--- START OF Input ---

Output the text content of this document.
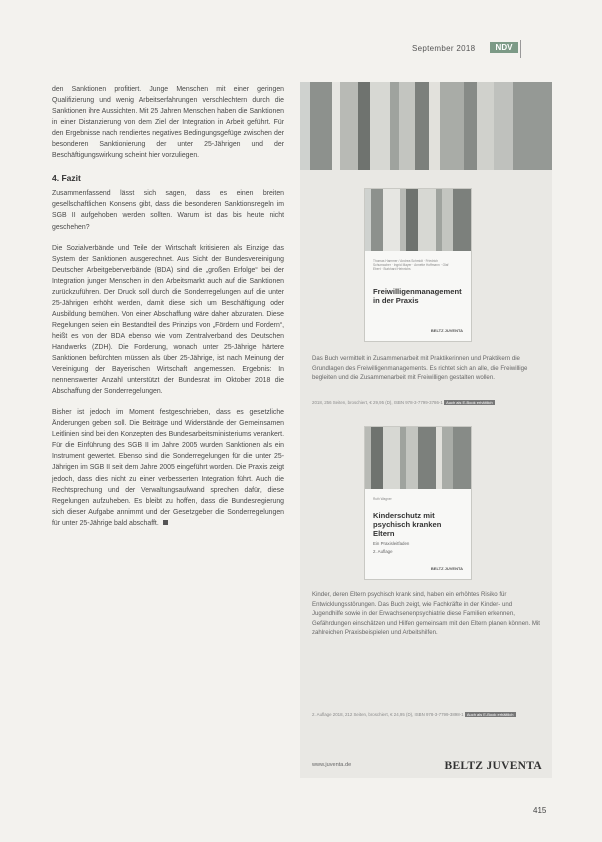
September 2018	NDV

den Sanktionen profitiert. Junge Menschen mit einer geringen Qualifizierung und wenig Arbeitserfahrungen verschlechtern durch die Sanktionen ihre Aussichten. Mit 25 Jahren Menschen haben die Sanktionen in einer Distanzierung von dem Ziel der Integration in Arbeit geführt. Für den Ergebnisse nach rendiertes negatives Bedingungsgefüge zwischen der besonderen Sanktionierung der unter 25-Jährigen und der Beschäftigungswirkung scheint hier vorzuliegen.

4. Fazit

Zusammenfassend lässt sich sagen, dass es einen breiten gesellschaftlichen Konsens gibt, dass die besonderen Sanktionsregeln im SGB II aufgehoben werden sollten. Warum ist das bis heute nicht geschehen?

Die Sozialverbände und Teile der Wirtschaft kritisieren als Einzige das System der Sanktionen ausgerechnet. Aus Sicht der Bundesvereinigung Deutscher Arbeitgeberverbände (BDA) sind die „großen Erfolge“ bei der Integration junger Menschen in den Arbeitsmarkt auch auf die Sanktionen zurückzuführen. Der Druck soll durch die Sonderregelungen auf die unter 25-Jährigen erhöht werden, damit diese sich um Beschäftigung oder Ausbildung bemühen. Von einer Abschaffung wäre daher abzuraten. Diese Regelungen seien ein Bestandteil des Prinzips von „Fördern und Fordern“, heißt es von der BDA ebenso wie vom Zentralverband des Deutschen Handwerks (ZDH). Die Forderung, wonach unter 25-Jährige härtere Sanktionen befürchten müssen als über 25-Jährige, ist nach Meinung der Vereinigung der Bayerischen Wirtschaft angemessen. Ergebnis: In nennenswerter Anzahl unterstützt der Bundesrat im Oktober 2018 die Abschaffung der Sonderregelungen.

Bisher ist jedoch im Moment festgeschrieben, dass es gesetzliche Änderungen geben soll. Die Beiträge und Widerstände der Gemeinsamen Leitlinien sind bei den Konzepten des Bundesarbeitsministeriums verankert. Für die Einführung des SGB II im Jahre 2005 wurden Sanktionen als ein Instrument gewertet. Ebenso sind die Sonderregelungen für die unter 25-Jährigen im SGB II seit dem Jahre 2005 eingeführt worden. Die Praxis zeigt jedoch, dass dies nicht zu einer verbesserten Integration führt. Auch die Rechtsprechung und der Verwaltungsaufwand sprechen dafür, diese Regelungen aufzuheben. Es bleibt zu hoffen, dass die Bundesregierung sich dieser Aufgabe annimmt und der Gesetzgeber die Sonderregelungen für unter 25-Jährige bald abschafft.

Thomas Hammer / Andrea Schmidt · Friedrich Schumacher · Ingrid Mayer · Annette Hoffmann · Olaf Ebert · Burkhard Heinrichs
Freiwilligenmanagement in der Praxis
BELTZ JUVENTA
Das Buch vermittelt in Zusammenarbeit mit Praktikerinnen und Praktikern die Grundlagen des Freiwilligenmanagements. Es richtet sich an alle, die Freiwillige begleiten und die Zusammenarbeit mit Freiwilligen gestalten wollen.
2018, 256 Seiten, broschiert, € 29,95 (D), ISBN 978-3-7799-3786-1 Auch als E-Book erhältlich
Ruth Wagner
Kinderschutz mit psychisch kranken Eltern
Ein Praxisleitfaden
2. Auflage
BELTZ JUVENTA
Kinder, deren Eltern psychisch krank sind, haben ein erhöhtes Risiko für Entwicklungsstörungen. Das Buch zeigt, wie Fachkräfte in der Kinder- und Jugendhilfe sowie in der Erwachsenenpsychiatrie diese Familien erkennen, Gefährdungen einschätzen und Hilfen gemeinsam mit den Eltern planen können. Mit zahlreichen Praxisbeispielen und Arbeitshilfen.
2. Auflage 2018, 212 Seiten, broschiert, € 24,95 (D), ISBN 978-3-7799-3898-1 Auch als E-Book erhältlich
www.juventa.de	BELTZ JUVENTA
415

--- END OF Input ---

■ Work to complete ■
Working from the listing above, pick out every line that has "Auflage" and copy it.

■ Finished exercise ■
2. Auflage
2. Auflage 2018, 212 Seiten, broschiert, € 24,95 (D), ISBN 978-3-7799-3898-1 Auch als E-Book erhältlich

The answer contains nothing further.